_Exercise instructions_
Transcribe every record that appears below, exactly and in full.

*-*-*

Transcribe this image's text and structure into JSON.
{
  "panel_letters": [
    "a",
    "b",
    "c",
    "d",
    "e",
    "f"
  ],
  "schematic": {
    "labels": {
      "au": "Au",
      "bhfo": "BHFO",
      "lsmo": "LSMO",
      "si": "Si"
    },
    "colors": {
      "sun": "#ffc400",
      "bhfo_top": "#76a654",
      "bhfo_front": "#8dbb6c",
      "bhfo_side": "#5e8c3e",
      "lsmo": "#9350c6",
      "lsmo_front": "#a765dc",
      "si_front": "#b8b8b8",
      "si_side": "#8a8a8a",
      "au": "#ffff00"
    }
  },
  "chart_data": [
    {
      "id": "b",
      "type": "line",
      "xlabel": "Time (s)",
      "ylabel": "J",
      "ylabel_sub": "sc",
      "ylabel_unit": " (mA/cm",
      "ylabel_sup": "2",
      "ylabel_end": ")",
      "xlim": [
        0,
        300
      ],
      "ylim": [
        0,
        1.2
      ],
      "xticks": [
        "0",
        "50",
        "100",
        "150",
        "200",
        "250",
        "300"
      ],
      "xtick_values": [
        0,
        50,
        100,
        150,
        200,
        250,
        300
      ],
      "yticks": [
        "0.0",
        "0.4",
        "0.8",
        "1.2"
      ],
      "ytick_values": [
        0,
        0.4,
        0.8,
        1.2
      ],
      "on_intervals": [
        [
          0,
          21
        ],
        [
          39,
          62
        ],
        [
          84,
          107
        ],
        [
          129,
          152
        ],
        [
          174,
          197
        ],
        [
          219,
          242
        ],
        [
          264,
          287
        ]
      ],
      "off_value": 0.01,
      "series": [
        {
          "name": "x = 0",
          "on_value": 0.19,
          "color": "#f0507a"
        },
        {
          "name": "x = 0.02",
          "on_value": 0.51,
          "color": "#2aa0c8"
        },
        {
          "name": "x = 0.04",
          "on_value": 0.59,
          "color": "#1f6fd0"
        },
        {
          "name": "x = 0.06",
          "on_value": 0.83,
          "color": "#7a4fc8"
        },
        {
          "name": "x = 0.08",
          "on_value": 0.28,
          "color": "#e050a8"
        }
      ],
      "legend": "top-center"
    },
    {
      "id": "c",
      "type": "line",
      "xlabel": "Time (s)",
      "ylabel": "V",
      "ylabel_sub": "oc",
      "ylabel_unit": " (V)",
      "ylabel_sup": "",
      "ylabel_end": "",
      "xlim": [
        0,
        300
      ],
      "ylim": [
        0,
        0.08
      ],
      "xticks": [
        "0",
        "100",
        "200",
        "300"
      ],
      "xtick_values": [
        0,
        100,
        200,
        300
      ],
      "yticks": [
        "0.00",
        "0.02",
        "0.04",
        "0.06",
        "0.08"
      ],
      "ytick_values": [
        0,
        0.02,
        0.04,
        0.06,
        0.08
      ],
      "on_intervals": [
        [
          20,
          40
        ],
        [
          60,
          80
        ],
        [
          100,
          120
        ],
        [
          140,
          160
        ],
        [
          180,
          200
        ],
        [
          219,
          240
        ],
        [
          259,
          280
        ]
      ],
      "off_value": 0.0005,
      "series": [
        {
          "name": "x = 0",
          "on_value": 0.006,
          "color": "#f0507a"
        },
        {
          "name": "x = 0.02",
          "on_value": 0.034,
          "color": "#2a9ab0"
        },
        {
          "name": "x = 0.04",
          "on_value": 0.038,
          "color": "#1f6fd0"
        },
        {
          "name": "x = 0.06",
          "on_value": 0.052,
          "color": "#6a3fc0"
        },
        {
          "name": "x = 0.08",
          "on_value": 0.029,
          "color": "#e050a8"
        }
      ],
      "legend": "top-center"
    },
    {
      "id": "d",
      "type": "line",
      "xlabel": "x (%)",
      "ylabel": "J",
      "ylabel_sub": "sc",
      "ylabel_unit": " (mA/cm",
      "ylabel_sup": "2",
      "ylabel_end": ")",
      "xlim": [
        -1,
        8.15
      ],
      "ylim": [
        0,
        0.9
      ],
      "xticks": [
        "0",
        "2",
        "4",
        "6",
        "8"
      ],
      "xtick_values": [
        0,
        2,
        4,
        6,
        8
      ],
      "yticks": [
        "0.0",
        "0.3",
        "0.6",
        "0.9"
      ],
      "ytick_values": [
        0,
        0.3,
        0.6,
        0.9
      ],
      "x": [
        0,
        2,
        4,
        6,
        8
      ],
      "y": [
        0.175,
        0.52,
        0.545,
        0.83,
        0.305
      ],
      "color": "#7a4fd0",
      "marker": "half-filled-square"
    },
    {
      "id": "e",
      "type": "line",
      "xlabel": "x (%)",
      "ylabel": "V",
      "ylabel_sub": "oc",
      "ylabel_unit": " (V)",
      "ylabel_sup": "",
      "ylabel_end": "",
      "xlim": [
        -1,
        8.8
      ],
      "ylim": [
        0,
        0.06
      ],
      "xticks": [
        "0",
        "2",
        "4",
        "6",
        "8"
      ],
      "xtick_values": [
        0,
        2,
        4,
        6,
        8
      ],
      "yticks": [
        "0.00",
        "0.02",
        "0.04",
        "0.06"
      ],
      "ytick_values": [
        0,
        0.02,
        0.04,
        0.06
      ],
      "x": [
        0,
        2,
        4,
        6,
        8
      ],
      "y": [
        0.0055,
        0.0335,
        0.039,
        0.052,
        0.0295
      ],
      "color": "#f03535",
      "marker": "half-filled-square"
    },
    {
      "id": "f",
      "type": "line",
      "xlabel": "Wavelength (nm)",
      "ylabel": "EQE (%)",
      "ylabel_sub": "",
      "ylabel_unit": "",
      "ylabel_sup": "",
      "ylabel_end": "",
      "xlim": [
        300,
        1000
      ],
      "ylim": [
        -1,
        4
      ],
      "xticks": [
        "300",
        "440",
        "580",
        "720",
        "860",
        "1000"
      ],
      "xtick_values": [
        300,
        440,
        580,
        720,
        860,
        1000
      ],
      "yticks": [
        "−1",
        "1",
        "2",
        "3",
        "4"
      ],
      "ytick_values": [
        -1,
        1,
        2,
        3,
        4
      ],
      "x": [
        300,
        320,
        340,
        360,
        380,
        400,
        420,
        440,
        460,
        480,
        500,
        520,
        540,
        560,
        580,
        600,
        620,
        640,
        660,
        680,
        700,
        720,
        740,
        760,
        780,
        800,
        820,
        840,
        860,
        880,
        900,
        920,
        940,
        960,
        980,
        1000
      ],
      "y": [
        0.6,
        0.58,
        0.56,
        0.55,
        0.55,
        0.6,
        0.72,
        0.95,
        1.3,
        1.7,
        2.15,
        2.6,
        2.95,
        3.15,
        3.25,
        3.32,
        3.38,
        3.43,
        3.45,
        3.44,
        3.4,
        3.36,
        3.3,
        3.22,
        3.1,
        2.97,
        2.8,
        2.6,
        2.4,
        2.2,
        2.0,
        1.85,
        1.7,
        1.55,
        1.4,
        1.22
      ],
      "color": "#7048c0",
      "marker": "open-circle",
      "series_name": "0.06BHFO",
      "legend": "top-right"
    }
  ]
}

*-*-*

_Solution for this problem_
Transcribe this image's text and structure into JSON.
{
  "panel_letters": [
    "a",
    "b",
    "c",
    "d",
    "e",
    "f"
  ],
  "schematic": {
    "labels": {
      "au": "Au",
      "bhfo": "BHFO",
      "lsmo": "LSMO",
      "si": "Si"
    },
    "colors": {
      "sun": "#ffc400",
      "bhfo_top": "#76a654",
      "bhfo_front": "#8dbb6c",
      "bhfo_side": "#5e8c3e",
      "lsmo": "#9350c6",
      "lsmo_front": "#a765dc",
      "si_front": "#b8b8b8",
      "si_side": "#8a8a8a",
      "au": "#ffff00"
    }
  },
  "chart_data": [
    {
      "id": "b",
      "type": "line",
      "xlabel": "Time (s)",
      "ylabel": "J",
      "ylabel_sub": "sc",
      "ylabel_unit": " (mA/cm",
      "ylabel_sup": "2",
      "ylabel_end": ")",
      "xlim": [
        0,
        300
      ],
      "ylim": [
        0,
        1.2
      ],
      "xticks": [
        "0",
        "50",
        "100",
        "150",
        "200",
        "250",
        "300"
      ],
      "xtick_values": [
        0,
        50,
        100,
        150,
        200,
        250,
        300
      ],
      "yticks": [
        "0.0",
        "0.4",
        "0.8",
        "1.2"
      ],
      "ytick_values": [
        0,
        0.4,
        0.8,
        1.2
      ],
      "on_intervals": [
        [
          0,
          21
        ],
        [
          39,
          62
        ],
        [
          84,
          107
        ],
        [
          129,
          152
        ],
        [
          174,
          197
        ],
        [
          219,
          242
        ],
        [
          264,
          287
        ]
      ],
      "off_value": 0.01,
      "series": [
        {
          "name": "x = 0",
          "on_value": 0.19,
          "color": "#f0507a"
        },
        {
          "name": "x = 0.02",
          "on_value": 0.51,
          "color": "#2aa0c8"
        },
        {
          "name": "x = 0.04",
          "on_value": 0.59,
          "color": "#1f6fd0"
        },
        {
          "name": "x = 0.06",
          "on_value": 0.83,
          "color": "#7a4fc8"
        },
        {
          "name": "x = 0.08",
          "on_value": 0.28,
          "color": "#e050a8"
        }
      ],
      "legend": "top-center"
    },
    {
      "id": "c",
      "type": "line",
      "xlabel": "Time (s)",
      "ylabel": "V",
      "ylabel_sub": "oc",
      "ylabel_unit": " (V)",
      "ylabel_sup": "",
      "ylabel_end": "",
      "xlim": [
        0,
        300
      ],
      "ylim": [
        0,
        0.08
      ],
      "xticks": [
        "0",
        "100",
        "200",
        "300"
      ],
      "xtick_values": [
        0,
        100,
        200,
        300
      ],
      "yticks": [
        "0.00",
        "0.02",
        "0.04",
        "0.06",
        "0.08"
      ],
      "ytick_values": [
        0,
        0.02,
        0.04,
        0.06,
        0.08
      ],
      "on_intervals": [
        [
          20,
          40
        ],
        [
          60,
          80
        ],
        [
          100,
          120
        ],
        [
          140,
          160
        ],
        [
          180,
          200
        ],
        [
          219,
          240
        ],
        [
          259,
          280
        ]
      ],
      "off_value": 0.0005,
      "series": [
        {
          "name": "x = 0",
          "on_value": 0.006,
          "color": "#f0507a"
        },
        {
          "name": "x = 0.02",
          "on_value": 0.034,
          "color": "#2a9ab0"
        },
        {
          "name": "x = 0.04",
          "on_value": 0.038,
          "color": "#1f6fd0"
        },
        {
          "name": "x = 0.06",
          "on_value": 0.052,
          "color": "#6a3fc0"
        },
        {
          "name": "x = 0.08",
          "on_value": 0.029,
          "color": "#e050a8"
        }
      ],
      "legend": "top-center"
    },
    {
      "id": "d",
      "type": "line",
      "xlabel": "x (%)",
      "ylabel": "J",
      "ylabel_sub": "sc",
      "ylabel_unit": " (mA/cm",
      "ylabel_sup": "2",
      "ylabel_end": ")",
      "xlim": [
        -1,
        8.15
      ],
      "ylim": [
        0,
        0.9
      ],
      "xticks": [
        "0",
        "2",
        "4",
        "6",
        "8"
      ],
      "xtick_values": [
        0,
        2,
        4,
        6,
        8
      ],
      "yticks": [
        "0.0",
        "0.3",
        "0.6",
        "0.9"
      ],
      "ytick_values": [
        0,
        0.3,
        0.6,
        0.9
      ],
      "x": [
        0,
        2,
        4,
        6,
        8
      ],
      "y": [
        0.175,
        0.52,
        0.545,
        0.83,
        0.305
      ],
      "color": "#7a4fd0",
      "marker": "half-filled-square"
    },
    {
      "id": "e",
      "type": "line",
      "xlabel": "x (%)",
      "ylabel": "V",
      "ylabel_sub": "oc",
      "ylabel_unit": " (V)",
      "ylabel_sup": "",
      "ylabel_end": "",
      "xlim": [
        -1,
        8.8
      ],
      "ylim": [
        0,
        0.06
      ],
      "xticks": [
        "0",
        "2",
        "4",
        "6",
        "8"
      ],
      "xtick_values": [
        0,
        2,
        4,
        6,
        8
      ],
      "yticks": [
        "0.00",
        "0.02",
        "0.04",
        "0.06"
      ],
      "ytick_values": [
        0,
        0.02,
        0.04,
        0.06
      ],
      "x": [
        0,
        2,
        4,
        6,
        8
      ],
      "y": [
        0.0055,
        0.0335,
        0.039,
        0.052,
        0.0295
      ],
      "color": "#f03535",
      "marker": "half-filled-square"
    },
    {
      "id": "f",
      "type": "line",
      "xlabel": "Wavelength (nm)",
      "ylabel": "EQE (%)",
      "ylabel_sub": "",
      "ylabel_unit": "",
      "ylabel_sup": "",
      "ylabel_end": "",
      "xlim": [
        300,
        1000
      ],
      "ylim": [
        -1,
        4
      ],
      "xticks": [
        "300",
        "440",
        "580",
        "720",
        "860",
        "1000"
      ],
      "xtick_values": [
        300,
        440,
        580,
        720,
        860,
        1000
      ],
      "yticks": [
        "−1",
        "1",
        "2",
        "3",
        "4"
      ],
      "ytick_values": [
        -1,
        1,
        2,
        3,
        4
      ],
      "x": [
        300,
        320,
        340,
        360,
        380,
        400,
        420,
        440,
        460,
        480,
        500,
        520,
        540,
        560,
        580,
        600,
        620,
        640,
        660,
        680,
        700,
        720,
        740,
        760,
        780,
        800,
        820,
        840,
        860,
        880,
        900,
        920,
        940,
        960,
        980,
        1000
      ],
      "y": [
        0.6,
        0.58,
        0.56,
        0.55,
        0.55,
        0.6,
        0.72,
        0.95,
        1.3,
        1.7,
        2.15,
        2.6,
        2.95,
        3.15,
        3.25,
        3.32,
        3.38,
        3.43,
        3.45,
        3.44,
        3.4,
        3.36,
        3.3,
        3.22,
        3.1,
        2.97,
        2.8,
        2.6,
        2.4,
        2.2,
        2.0,
        1.85,
        1.7,
        1.55,
        1.4,
        1.22
      ],
      "color": "#7048c0",
      "marker": "open-circle",
      "series_name": "0.06BHFO",
      "legend": "top-right"
    }
  ]
}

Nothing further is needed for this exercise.